Exercise instructions = Your task is to copy the listing exactly, with the pictures left out.

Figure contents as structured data
[Start]

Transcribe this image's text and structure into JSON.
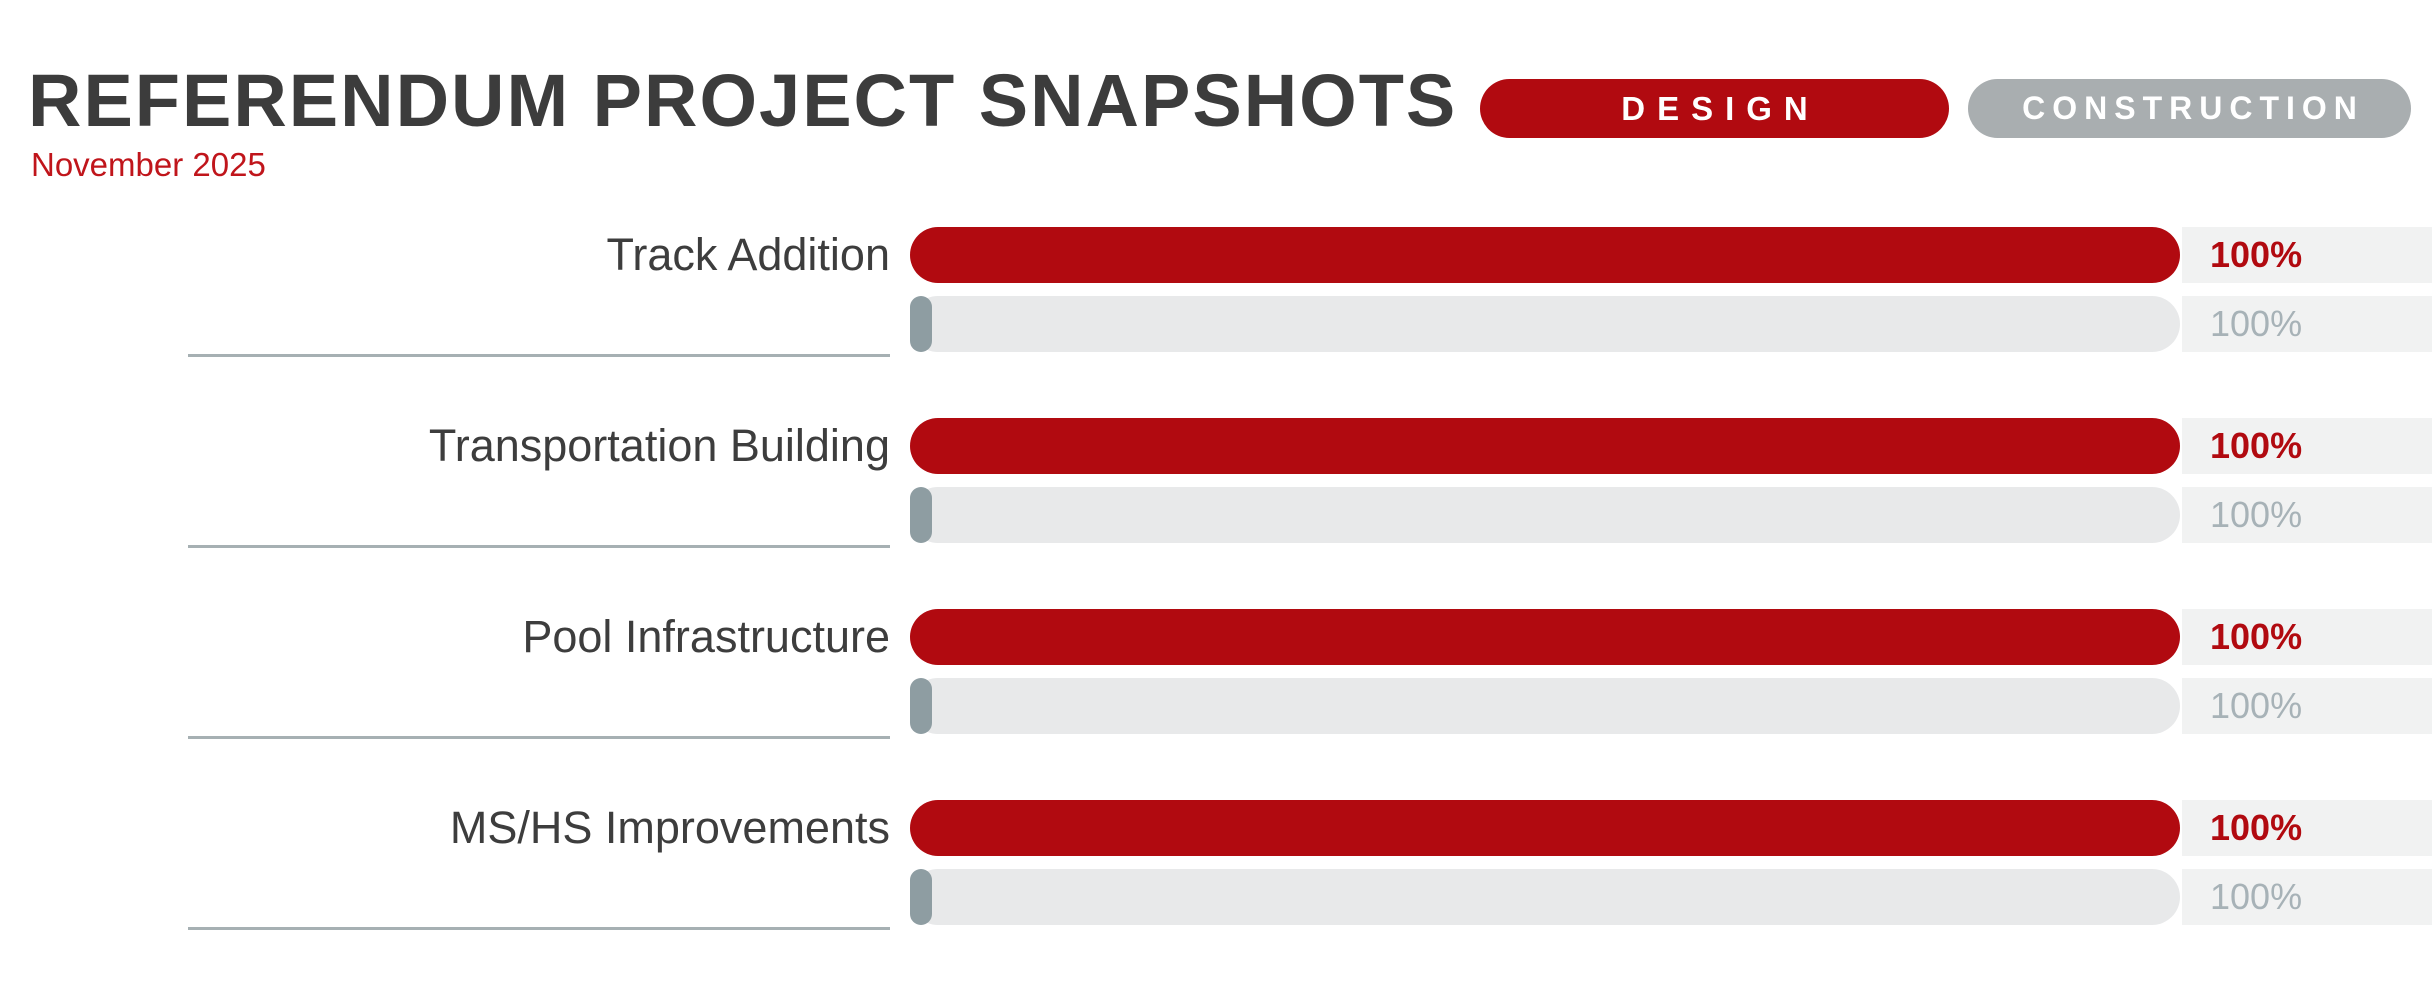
{
  "header": {
    "title": "REFERENDUM PROJECT SNAPSHOTS",
    "subtitle": "November 2025"
  },
  "legend": {
    "design": {
      "label": "DESIGN",
      "color": "#b10a10"
    },
    "construction": {
      "label": "CONSTRUCTION",
      "color": "#a9aeb0"
    }
  },
  "rows": [
    {
      "label": "Track Addition",
      "design_label": "100%",
      "construction_label": "100%"
    },
    {
      "label": "Transportation Building",
      "design_label": "100%",
      "construction_label": "100%"
    },
    {
      "label": "Pool Infrastructure",
      "design_label": "100%",
      "construction_label": "100%"
    },
    {
      "label": "MS/HS Improvements",
      "design_label": "100%",
      "construction_label": "100%"
    }
  ],
  "colors": {
    "design_red": "#b10a10",
    "construction_gray_pill": "#a9aeb0",
    "construction_fill_segment": "#8e9da2",
    "construction_track": "#e8e9ea",
    "percent_band_background": "#f1f2f2",
    "percent_gray_text": "#a7b2b7",
    "divider_gray": "#a6b0b3",
    "title_text": "#3c3c3c",
    "subtitle_red": "#c0151b"
  },
  "chart_data": {
    "type": "bar",
    "orientation": "horizontal",
    "title": "REFERENDUM PROJECT SNAPSHOTS",
    "subtitle": "November 2025",
    "categories": [
      "Track Addition",
      "Transportation Building",
      "Pool Infrastructure",
      "MS/HS Improvements"
    ],
    "series": [
      {
        "name": "DESIGN",
        "unit": "%",
        "color": "#b10a10",
        "values": [
          100,
          100,
          100,
          100
        ],
        "data_labels": [
          "100%",
          "100%",
          "100%",
          "100%"
        ]
      },
      {
        "name": "CONSTRUCTION",
        "unit": "%",
        "color": "#a9aeb0",
        "values": [
          100,
          100,
          100,
          100
        ],
        "data_labels": [
          "100%",
          "100%",
          "100%",
          "100%"
        ],
        "visible_fill_pct": [
          1.7,
          1.7,
          1.7,
          1.7
        ]
      }
    ],
    "xlim": [
      0,
      100
    ],
    "grid": false,
    "legend_position": "top-right"
  }
}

[End]

Solved problem =
Transcribe this image's text and structure into JSON.
{
  "header": {
    "title": "REFERENDUM PROJECT SNAPSHOTS",
    "subtitle": "November 2025"
  },
  "legend": {
    "design": {
      "label": "DESIGN",
      "color": "#b10a10"
    },
    "construction": {
      "label": "CONSTRUCTION",
      "color": "#a9aeb0"
    }
  },
  "rows": [
    {
      "label": "Track Addition",
      "design_label": "100%",
      "construction_label": "100%"
    },
    {
      "label": "Transportation Building",
      "design_label": "100%",
      "construction_label": "100%"
    },
    {
      "label": "Pool Infrastructure",
      "design_label": "100%",
      "construction_label": "100%"
    },
    {
      "label": "MS/HS Improvements",
      "design_label": "100%",
      "construction_label": "100%"
    }
  ],
  "colors": {
    "design_red": "#b10a10",
    "construction_gray_pill": "#a9aeb0",
    "construction_fill_segment": "#8e9da2",
    "construction_track": "#e8e9ea",
    "percent_band_background": "#f1f2f2",
    "percent_gray_text": "#a7b2b7",
    "divider_gray": "#a6b0b3",
    "title_text": "#3c3c3c",
    "subtitle_red": "#c0151b"
  },
  "chart_data": {
    "type": "bar",
    "orientation": "horizontal",
    "title": "REFERENDUM PROJECT SNAPSHOTS",
    "subtitle": "November 2025",
    "categories": [
      "Track Addition",
      "Transportation Building",
      "Pool Infrastructure",
      "MS/HS Improvements"
    ],
    "series": [
      {
        "name": "DESIGN",
        "unit": "%",
        "color": "#b10a10",
        "values": [
          100,
          100,
          100,
          100
        ],
        "data_labels": [
          "100%",
          "100%",
          "100%",
          "100%"
        ]
      },
      {
        "name": "CONSTRUCTION",
        "unit": "%",
        "color": "#a9aeb0",
        "values": [
          100,
          100,
          100,
          100
        ],
        "data_labels": [
          "100%",
          "100%",
          "100%",
          "100%"
        ],
        "visible_fill_pct": [
          1.7,
          1.7,
          1.7,
          1.7
        ]
      }
    ],
    "xlim": [
      0,
      100
    ],
    "grid": false,
    "legend_position": "top-right"
  }
}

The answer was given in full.